» PROVIDED MATERIAL:
※ ※ ※

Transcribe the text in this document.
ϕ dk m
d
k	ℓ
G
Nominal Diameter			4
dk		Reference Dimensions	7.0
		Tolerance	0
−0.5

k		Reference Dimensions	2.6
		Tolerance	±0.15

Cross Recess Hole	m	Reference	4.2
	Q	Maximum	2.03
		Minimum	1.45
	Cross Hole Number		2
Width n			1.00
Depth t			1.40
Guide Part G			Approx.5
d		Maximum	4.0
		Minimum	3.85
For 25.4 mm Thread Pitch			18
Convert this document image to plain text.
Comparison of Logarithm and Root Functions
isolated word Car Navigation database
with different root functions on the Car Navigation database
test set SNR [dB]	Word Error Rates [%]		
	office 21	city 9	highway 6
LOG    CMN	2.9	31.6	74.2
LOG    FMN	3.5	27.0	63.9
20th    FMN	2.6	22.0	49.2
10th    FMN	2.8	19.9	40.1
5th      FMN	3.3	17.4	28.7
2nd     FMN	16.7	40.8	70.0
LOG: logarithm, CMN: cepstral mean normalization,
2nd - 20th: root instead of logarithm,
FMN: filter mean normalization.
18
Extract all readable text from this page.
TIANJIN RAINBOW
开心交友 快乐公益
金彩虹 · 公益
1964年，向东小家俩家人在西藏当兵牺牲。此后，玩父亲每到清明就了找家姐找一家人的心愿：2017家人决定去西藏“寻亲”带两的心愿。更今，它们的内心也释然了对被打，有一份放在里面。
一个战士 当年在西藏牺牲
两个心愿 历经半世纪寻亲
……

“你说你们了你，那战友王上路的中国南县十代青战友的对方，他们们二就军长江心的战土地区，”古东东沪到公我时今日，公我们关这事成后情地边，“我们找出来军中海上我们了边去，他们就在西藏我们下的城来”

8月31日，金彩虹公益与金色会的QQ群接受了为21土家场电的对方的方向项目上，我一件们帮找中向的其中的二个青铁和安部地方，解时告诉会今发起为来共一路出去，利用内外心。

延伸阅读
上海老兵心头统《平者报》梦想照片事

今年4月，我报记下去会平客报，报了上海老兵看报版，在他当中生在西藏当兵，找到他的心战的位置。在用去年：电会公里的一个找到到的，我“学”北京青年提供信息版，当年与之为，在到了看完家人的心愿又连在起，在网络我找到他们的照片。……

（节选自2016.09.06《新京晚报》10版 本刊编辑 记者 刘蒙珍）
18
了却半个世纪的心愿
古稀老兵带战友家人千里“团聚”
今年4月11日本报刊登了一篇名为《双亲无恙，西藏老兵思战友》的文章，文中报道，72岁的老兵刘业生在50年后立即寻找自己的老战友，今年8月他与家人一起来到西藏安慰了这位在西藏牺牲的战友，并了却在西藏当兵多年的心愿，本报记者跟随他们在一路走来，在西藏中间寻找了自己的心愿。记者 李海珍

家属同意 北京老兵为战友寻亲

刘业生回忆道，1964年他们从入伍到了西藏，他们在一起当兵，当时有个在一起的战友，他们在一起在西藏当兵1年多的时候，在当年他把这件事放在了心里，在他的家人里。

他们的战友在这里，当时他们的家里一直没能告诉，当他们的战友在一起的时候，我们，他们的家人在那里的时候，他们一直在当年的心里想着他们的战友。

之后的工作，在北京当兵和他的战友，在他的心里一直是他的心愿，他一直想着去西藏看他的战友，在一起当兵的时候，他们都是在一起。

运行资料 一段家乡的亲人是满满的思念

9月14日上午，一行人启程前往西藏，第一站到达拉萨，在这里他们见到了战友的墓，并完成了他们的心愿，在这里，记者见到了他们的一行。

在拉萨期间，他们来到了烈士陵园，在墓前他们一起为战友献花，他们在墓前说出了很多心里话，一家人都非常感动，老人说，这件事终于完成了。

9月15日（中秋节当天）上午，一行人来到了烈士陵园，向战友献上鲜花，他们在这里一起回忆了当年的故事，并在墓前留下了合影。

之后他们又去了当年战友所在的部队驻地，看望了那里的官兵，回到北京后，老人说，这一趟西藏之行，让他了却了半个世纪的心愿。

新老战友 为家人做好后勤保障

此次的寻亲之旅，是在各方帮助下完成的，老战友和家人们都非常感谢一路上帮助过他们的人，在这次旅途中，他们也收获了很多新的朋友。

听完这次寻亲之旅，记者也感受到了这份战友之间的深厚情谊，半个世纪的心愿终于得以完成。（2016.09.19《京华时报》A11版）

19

※ ※ ※

» YOUR TASK: Reproduce all of the material above word for word.

» REPLY TO THE TASK:
Transcribe the text in this document.
ϕ dk m
d
k	ℓ
G
Nominal Diameter			4
dk		Reference Dimensions	7.0
		Tolerance	0
−0.5

k		Reference Dimensions	2.6
		Tolerance	±0.15

Cross Recess Hole	m	Reference	4.2
	Q	Maximum	2.03
		Minimum	1.45
	Cross Hole Number		2
Width n			1.00
Depth t			1.40
Guide Part G			Approx.5
d		Maximum	4.0
		Minimum	3.85
For 25.4 mm Thread Pitch			18
Convert this document image to plain text.
Comparison of Logarithm and Root Functions
isolated word Car Navigation database
with different root functions on the Car Navigation database
test set SNR [dB]	Word Error Rates [%]		
	office 21	city 9	highway 6
LOG    CMN	2.9	31.6	74.2
LOG    FMN	3.5	27.0	63.9
20th    FMN	2.6	22.0	49.2
10th    FMN	2.8	19.9	40.1
5th      FMN	3.3	17.4	28.7
2nd     FMN	16.7	40.8	70.0
LOG: logarithm, CMN: cepstral mean normalization,
2nd - 20th: root instead of logarithm,
FMN: filter mean normalization.
18
Extract all readable text from this page.
TIANJIN RAINBOW
开心交友 快乐公益
金彩虹 · 公益
1964年，向东小家俩家人在西藏当兵牺牲。此后，玩父亲每到清明就了找家姐找一家人的心愿：2017家人决定去西藏“寻亲”带两的心愿。更今，它们的内心也释然了对被打，有一份放在里面。
一个战士 当年在西藏牺牲
两个心愿 历经半世纪寻亲
……

“你说你们了你，那战友王上路的中国南县十代青战友的对方，他们们二就军长江心的战土地区，”古东东沪到公我时今日，公我们关这事成后情地边，“我们找出来军中海上我们了边去，他们就在西藏我们下的城来”

8月31日，金彩虹公益与金色会的QQ群接受了为21土家场电的对方的方向项目上，我一件们帮找中向的其中的二个青铁和安部地方，解时告诉会今发起为来共一路出去，利用内外心。

延伸阅读
上海老兵心头统《平者报》梦想照片事

今年4月，我报记下去会平客报，报了上海老兵看报版，在他当中生在西藏当兵，找到他的心战的位置。在用去年：电会公里的一个找到到的，我“学”北京青年提供信息版，当年与之为，在到了看完家人的心愿又连在起，在网络我找到他们的照片。……

（节选自2016.09.06《新京晚报》10版 本刊编辑 记者 刘蒙珍）
18
了却半个世纪的心愿
古稀老兵带战友家人千里“团聚”
今年4月11日本报刊登了一篇名为《双亲无恙，西藏老兵思战友》的文章，文中报道，72岁的老兵刘业生在50年后立即寻找自己的老战友，今年8月他与家人一起来到西藏安慰了这位在西藏牺牲的战友，并了却在西藏当兵多年的心愿，本报记者跟随他们在一路走来，在西藏中间寻找了自己的心愿。记者 李海珍

家属同意 北京老兵为战友寻亲

刘业生回忆道，1964年他们从入伍到了西藏，他们在一起当兵，当时有个在一起的战友，他们在一起在西藏当兵1年多的时候，在当年他把这件事放在了心里，在他的家人里。

他们的战友在这里，当时他们的家里一直没能告诉，当他们的战友在一起的时候，我们，他们的家人在那里的时候，他们一直在当年的心里想着他们的战友。

之后的工作，在北京当兵和他的战友，在他的心里一直是他的心愿，他一直想着去西藏看他的战友，在一起当兵的时候，他们都是在一起。

运行资料 一段家乡的亲人是满满的思念

9月14日上午，一行人启程前往西藏，第一站到达拉萨，在这里他们见到了战友的墓，并完成了他们的心愿，在这里，记者见到了他们的一行。

在拉萨期间，他们来到了烈士陵园，在墓前他们一起为战友献花，他们在墓前说出了很多心里话，一家人都非常感动，老人说，这件事终于完成了。

9月15日（中秋节当天）上午，一行人来到了烈士陵园，向战友献上鲜花，他们在这里一起回忆了当年的故事，并在墓前留下了合影。

之后他们又去了当年战友所在的部队驻地，看望了那里的官兵，回到北京后，老人说，这一趟西藏之行，让他了却了半个世纪的心愿。

新老战友 为家人做好后勤保障

此次的寻亲之旅，是在各方帮助下完成的，老战友和家人们都非常感谢一路上帮助过他们的人，在这次旅途中，他们也收获了很多新的朋友。

听完这次寻亲之旅，记者也感受到了这份战友之间的深厚情谊，半个世纪的心愿终于得以完成。（2016.09.19《京华时报》A11版）

19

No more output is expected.